Tally the lines in the data that follows that include the word "panel", and report nothing but the total.
--- Extracted data ---
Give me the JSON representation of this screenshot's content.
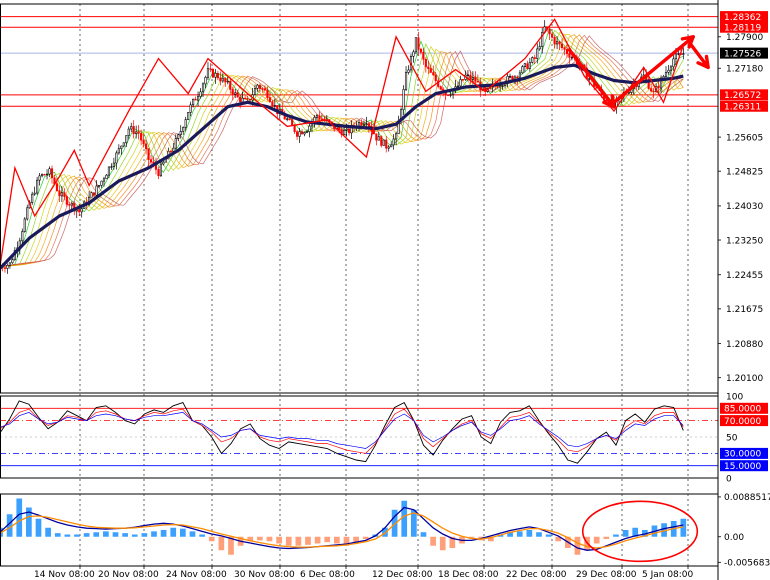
{
  "colors": {
    "background": "#ffffff",
    "bull": "#000000",
    "bear": "#ff0000",
    "level_line": "#ff0000",
    "current_price_line": "#aab4e6",
    "current_price_tag": "#000000",
    "slow_ma": "#1a1a5a",
    "zigzag": "#ff0000",
    "stoch_main": "#000000",
    "stoch_signal": "#ff0000",
    "stoch_third": "#0000ff",
    "macd_pos": "#3ca0ff",
    "macd_neg": "#ffa07a",
    "macd_line": "#0000a0",
    "macd_signal": "#ff8c00",
    "highlight_circle": "#ff0000"
  },
  "chart_data": [
    {
      "type": "candlestick",
      "panel": "main",
      "y_ticks": [
        "1.28362",
        "1.28119",
        "1.27900",
        "1.27526",
        "1.27180",
        "1.26572",
        "1.26311",
        "1.25605",
        "1.24825",
        "1.24030",
        "1.23250",
        "1.22455",
        "1.21675",
        "1.20880",
        "1.20100"
      ],
      "ylim": [
        1.1975,
        1.2865
      ],
      "grid": false,
      "x_ticks": [
        "14 Nov 08:00",
        "20 Nov 08:00",
        "24 Nov 08:00",
        "30 Nov 08:00",
        "6 Dec 08:00",
        "12 Dec 08:00",
        "18 Dec 08:00",
        "22 Dec 08:00",
        "29 Dec 08:00",
        "5 Jan 08:00"
      ],
      "horizontal_levels": [
        1.28362,
        1.28119,
        1.26572,
        1.26311
      ],
      "current_price": 1.27526,
      "price_tags": [
        {
          "value": 1.28362,
          "label": "1.28362",
          "style": "level"
        },
        {
          "value": 1.28119,
          "label": "1.28119",
          "style": "level"
        },
        {
          "value": 1.27526,
          "label": "1.27526",
          "style": "current"
        },
        {
          "value": 1.26572,
          "label": "1.26572",
          "style": "level"
        },
        {
          "value": 1.26311,
          "label": "1.26311",
          "style": "level"
        }
      ],
      "close_path": [
        [
          0,
          1.2265
        ],
        [
          4,
          1.227
        ],
        [
          8,
          1.233
        ],
        [
          12,
          1.241
        ],
        [
          16,
          1.247
        ],
        [
          20,
          1.248
        ],
        [
          24,
          1.243
        ],
        [
          28,
          1.241
        ],
        [
          32,
          1.239
        ],
        [
          36,
          1.242
        ],
        [
          40,
          1.245
        ],
        [
          44,
          1.249
        ],
        [
          48,
          1.253
        ],
        [
          52,
          1.258
        ],
        [
          56,
          1.257
        ],
        [
          60,
          1.251
        ],
        [
          64,
          1.248
        ],
        [
          68,
          1.252
        ],
        [
          72,
          1.256
        ],
        [
          76,
          1.262
        ],
        [
          80,
          1.266
        ],
        [
          84,
          1.271
        ],
        [
          88,
          1.27
        ],
        [
          92,
          1.268
        ],
        [
          96,
          1.265
        ],
        [
          100,
          1.264
        ],
        [
          104,
          1.268
        ],
        [
          108,
          1.266
        ],
        [
          112,
          1.262
        ],
        [
          116,
          1.26
        ],
        [
          120,
          1.257
        ],
        [
          124,
          1.258
        ],
        [
          128,
          1.261
        ],
        [
          132,
          1.2595
        ],
        [
          136,
          1.258
        ],
        [
          140,
          1.257
        ],
        [
          144,
          1.259
        ],
        [
          148,
          1.26
        ],
        [
          152,
          1.256
        ],
        [
          156,
          1.254
        ],
        [
          160,
          1.256
        ],
        [
          164,
          1.27
        ],
        [
          168,
          1.278
        ],
        [
          172,
          1.272
        ],
        [
          176,
          1.269
        ],
        [
          180,
          1.266
        ],
        [
          184,
          1.267
        ],
        [
          188,
          1.27
        ],
        [
          192,
          1.269
        ],
        [
          196,
          1.266
        ],
        [
          200,
          1.268
        ],
        [
          204,
          1.269
        ],
        [
          208,
          1.27
        ],
        [
          212,
          1.272
        ],
        [
          216,
          1.274
        ],
        [
          220,
          1.281
        ],
        [
          224,
          1.278
        ],
        [
          228,
          1.276
        ],
        [
          232,
          1.274
        ],
        [
          236,
          1.271
        ],
        [
          240,
          1.268
        ],
        [
          244,
          1.265
        ],
        [
          248,
          1.263
        ],
        [
          252,
          1.266
        ],
        [
          256,
          1.268
        ],
        [
          260,
          1.27
        ],
        [
          264,
          1.266
        ],
        [
          268,
          1.27
        ],
        [
          272,
          1.274
        ],
        [
          276,
          1.2752
        ]
      ],
      "slow_ma": [
        [
          0,
          1.226
        ],
        [
          12,
          1.233
        ],
        [
          24,
          1.238
        ],
        [
          36,
          1.241
        ],
        [
          48,
          1.246
        ],
        [
          60,
          1.249
        ],
        [
          72,
          1.253
        ],
        [
          84,
          1.259
        ],
        [
          92,
          1.263
        ],
        [
          100,
          1.264
        ],
        [
          108,
          1.263
        ],
        [
          116,
          1.261
        ],
        [
          124,
          1.2595
        ],
        [
          132,
          1.259
        ],
        [
          140,
          1.2585
        ],
        [
          152,
          1.258
        ],
        [
          160,
          1.259
        ],
        [
          168,
          1.263
        ],
        [
          176,
          1.266
        ],
        [
          188,
          1.2675
        ],
        [
          200,
          1.268
        ],
        [
          212,
          1.2695
        ],
        [
          224,
          1.272
        ],
        [
          232,
          1.2725
        ],
        [
          240,
          1.2705
        ],
        [
          248,
          1.269
        ],
        [
          256,
          1.2685
        ],
        [
          264,
          1.269
        ],
        [
          272,
          1.2695
        ],
        [
          276,
          1.27
        ]
      ],
      "zigzag": [
        [
          0,
          1.2265
        ],
        [
          6,
          1.249
        ],
        [
          14,
          1.238
        ],
        [
          24,
          1.247
        ],
        [
          30,
          1.253
        ],
        [
          36,
          1.245
        ],
        [
          52,
          1.262
        ],
        [
          64,
          1.274
        ],
        [
          76,
          1.266
        ],
        [
          84,
          1.274
        ],
        [
          100,
          1.266
        ],
        [
          116,
          1.2585
        ],
        [
          132,
          1.26
        ],
        [
          148,
          1.2515
        ],
        [
          160,
          1.279
        ],
        [
          172,
          1.2665
        ],
        [
          184,
          1.2715
        ],
        [
          196,
          1.2665
        ],
        [
          212,
          1.274
        ],
        [
          224,
          1.283
        ],
        [
          236,
          1.27
        ],
        [
          248,
          1.262
        ],
        [
          260,
          1.272
        ],
        [
          268,
          1.264
        ],
        [
          276,
          1.277
        ]
      ],
      "arrows": [
        {
          "from": [
            230,
            1.276
          ],
          "to": [
            248,
            1.263
          ]
        },
        {
          "from": [
            248,
            1.264
          ],
          "to": [
            280,
            1.279
          ]
        },
        {
          "from": [
            278,
            1.278
          ],
          "to": [
            286,
            1.272
          ]
        }
      ]
    },
    {
      "type": "line",
      "panel": "stochastic",
      "ylim": [
        0,
        100
      ],
      "levels": [
        85,
        70,
        30,
        15
      ],
      "y_ticks": [
        "100",
        "85.0000",
        "70.0000",
        "50",
        "30.0000",
        "15.0000",
        "0"
      ],
      "highlight_ticks": [
        "85.0000",
        "70.0000",
        "30.0000",
        "15.0000"
      ],
      "series": [
        {
          "values": [
            55,
            72,
            94,
            90,
            74,
            60,
            68,
            82,
            76,
            70,
            86,
            88,
            80,
            70,
            66,
            78,
            83,
            80,
            88,
            92,
            70,
            64,
            50,
            30,
            42,
            60,
            66,
            48,
            40,
            36,
            44,
            42,
            40,
            38,
            36,
            30,
            26,
            22,
            20,
            40,
            64,
            86,
            92,
            70,
            40,
            28,
            46,
            60,
            72,
            76,
            50,
            42,
            68,
            80,
            82,
            88,
            70,
            54,
            40,
            22,
            18,
            32,
            48,
            56,
            40,
            70,
            78,
            68,
            84,
            88,
            86,
            58
          ]
        },
        {
          "values": [
            60,
            68,
            80,
            84,
            72,
            64,
            68,
            76,
            74,
            70,
            80,
            82,
            78,
            72,
            70,
            76,
            80,
            78,
            82,
            84,
            70,
            64,
            56,
            44,
            48,
            58,
            60,
            50,
            46,
            44,
            48,
            46,
            44,
            42,
            42,
            38,
            34,
            32,
            30,
            42,
            60,
            78,
            84,
            70,
            48,
            38,
            48,
            58,
            66,
            70,
            54,
            48,
            62,
            74,
            76,
            80,
            68,
            56,
            46,
            34,
            32,
            38,
            48,
            52,
            46,
            62,
            70,
            66,
            76,
            80,
            80,
            62
          ]
        },
        {
          "values": [
            62,
            66,
            76,
            80,
            72,
            66,
            68,
            74,
            72,
            70,
            76,
            78,
            76,
            72,
            70,
            74,
            76,
            76,
            78,
            80,
            70,
            66,
            58,
            50,
            52,
            58,
            60,
            52,
            50,
            48,
            50,
            48,
            48,
            46,
            46,
            42,
            40,
            38,
            36,
            44,
            58,
            72,
            78,
            70,
            52,
            44,
            50,
            58,
            64,
            68,
            56,
            52,
            60,
            70,
            72,
            76,
            66,
            58,
            50,
            40,
            38,
            42,
            48,
            52,
            48,
            58,
            66,
            64,
            72,
            76,
            76,
            64
          ]
        }
      ]
    },
    {
      "type": "bar",
      "panel": "macd",
      "ylim": [
        -0.0065,
        0.0095
      ],
      "y_ticks": [
        "0.0088517",
        "0.00",
        "-0.005683"
      ],
      "values": [
        0.002,
        0.005,
        0.0085,
        0.0065,
        0.004,
        0.002,
        0.0008,
        0.0005,
        0.0005,
        0.0008,
        0.001,
        0.0012,
        0.001,
        0.0008,
        0.0005,
        0.0008,
        0.0012,
        0.0015,
        0.002,
        0.0018,
        0.0012,
        0.0005,
        -0.001,
        -0.003,
        -0.004,
        -0.002,
        -0.001,
        -0.0008,
        -0.001,
        -0.0015,
        -0.002,
        -0.002,
        -0.0018,
        -0.0015,
        -0.0012,
        -0.0015,
        -0.002,
        -0.0015,
        -0.0005,
        0.0005,
        0.002,
        0.006,
        0.008,
        0.006,
        0.001,
        -0.002,
        -0.003,
        -0.0025,
        -0.0015,
        -0.0005,
        -0.0008,
        -0.001,
        0.0005,
        0.001,
        0.0012,
        0.0015,
        0.001,
        0.0005,
        -0.001,
        -0.0025,
        -0.004,
        -0.003,
        -0.0015,
        -0.0005,
        0.0005,
        0.0015,
        0.002,
        0.0015,
        0.0025,
        0.003,
        0.0035,
        0.004
      ],
      "series": [
        {
          "values": [
            0.001,
            0.003,
            0.005,
            0.0055,
            0.0048,
            0.004,
            0.0032,
            0.0026,
            0.0022,
            0.0019,
            0.0018,
            0.0017,
            0.0018,
            0.0019,
            0.0021,
            0.0025,
            0.0028,
            0.003,
            0.0028,
            0.0024,
            0.0018,
            0.0012,
            0.0006,
            0.0002,
            -0.0004,
            -0.001,
            -0.0014,
            -0.0018,
            -0.0022,
            -0.0025,
            -0.0026,
            -0.0025,
            -0.0024,
            -0.0022,
            -0.002,
            -0.0018,
            -0.0016,
            -0.0012,
            -0.0008,
            0.0002,
            0.002,
            0.0045,
            0.0065,
            0.006,
            0.004,
            0.002,
            0.0006,
            -0.0004,
            -0.0008,
            -0.0008,
            -0.0004,
            0.0002,
            0.0008,
            0.0014,
            0.0018,
            0.0022,
            0.0018,
            0.001,
            0.0002,
            -0.0012,
            -0.0025,
            -0.003,
            -0.0028,
            -0.002,
            -0.0012,
            -0.0004,
            0.0002,
            0.0006,
            0.0012,
            0.0018,
            0.0022,
            0.0026
          ]
        },
        {
          "values": [
            0.0008,
            0.002,
            0.0035,
            0.0045,
            0.0046,
            0.0043,
            0.0038,
            0.0033,
            0.0028,
            0.0024,
            0.0021,
            0.002,
            0.0019,
            0.0019,
            0.002,
            0.0022,
            0.0024,
            0.0026,
            0.0027,
            0.0026,
            0.0022,
            0.0018,
            0.0012,
            0.0006,
            0.0001,
            -0.0004,
            -0.0009,
            -0.0013,
            -0.0017,
            -0.002,
            -0.0022,
            -0.0023,
            -0.0023,
            -0.0022,
            -0.0021,
            -0.002,
            -0.0018,
            -0.0015,
            -0.0011,
            -0.0005,
            0.0008,
            0.0028,
            0.0046,
            0.0053,
            0.0046,
            0.0033,
            0.0019,
            0.0008,
            0.0001,
            -0.0004,
            -0.0005,
            -0.0002,
            0.0004,
            0.001,
            0.0014,
            0.0018,
            0.0018,
            0.0014,
            0.0008,
            -0.0002,
            -0.0014,
            -0.0022,
            -0.0025,
            -0.0022,
            -0.0016,
            -0.0009,
            -0.0003,
            0.0002,
            0.0008,
            0.0013,
            0.0018,
            0.0022
          ]
        }
      ],
      "highlight": {
        "from_index": 62,
        "to_index": 71
      }
    }
  ]
}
---
*Solution*
3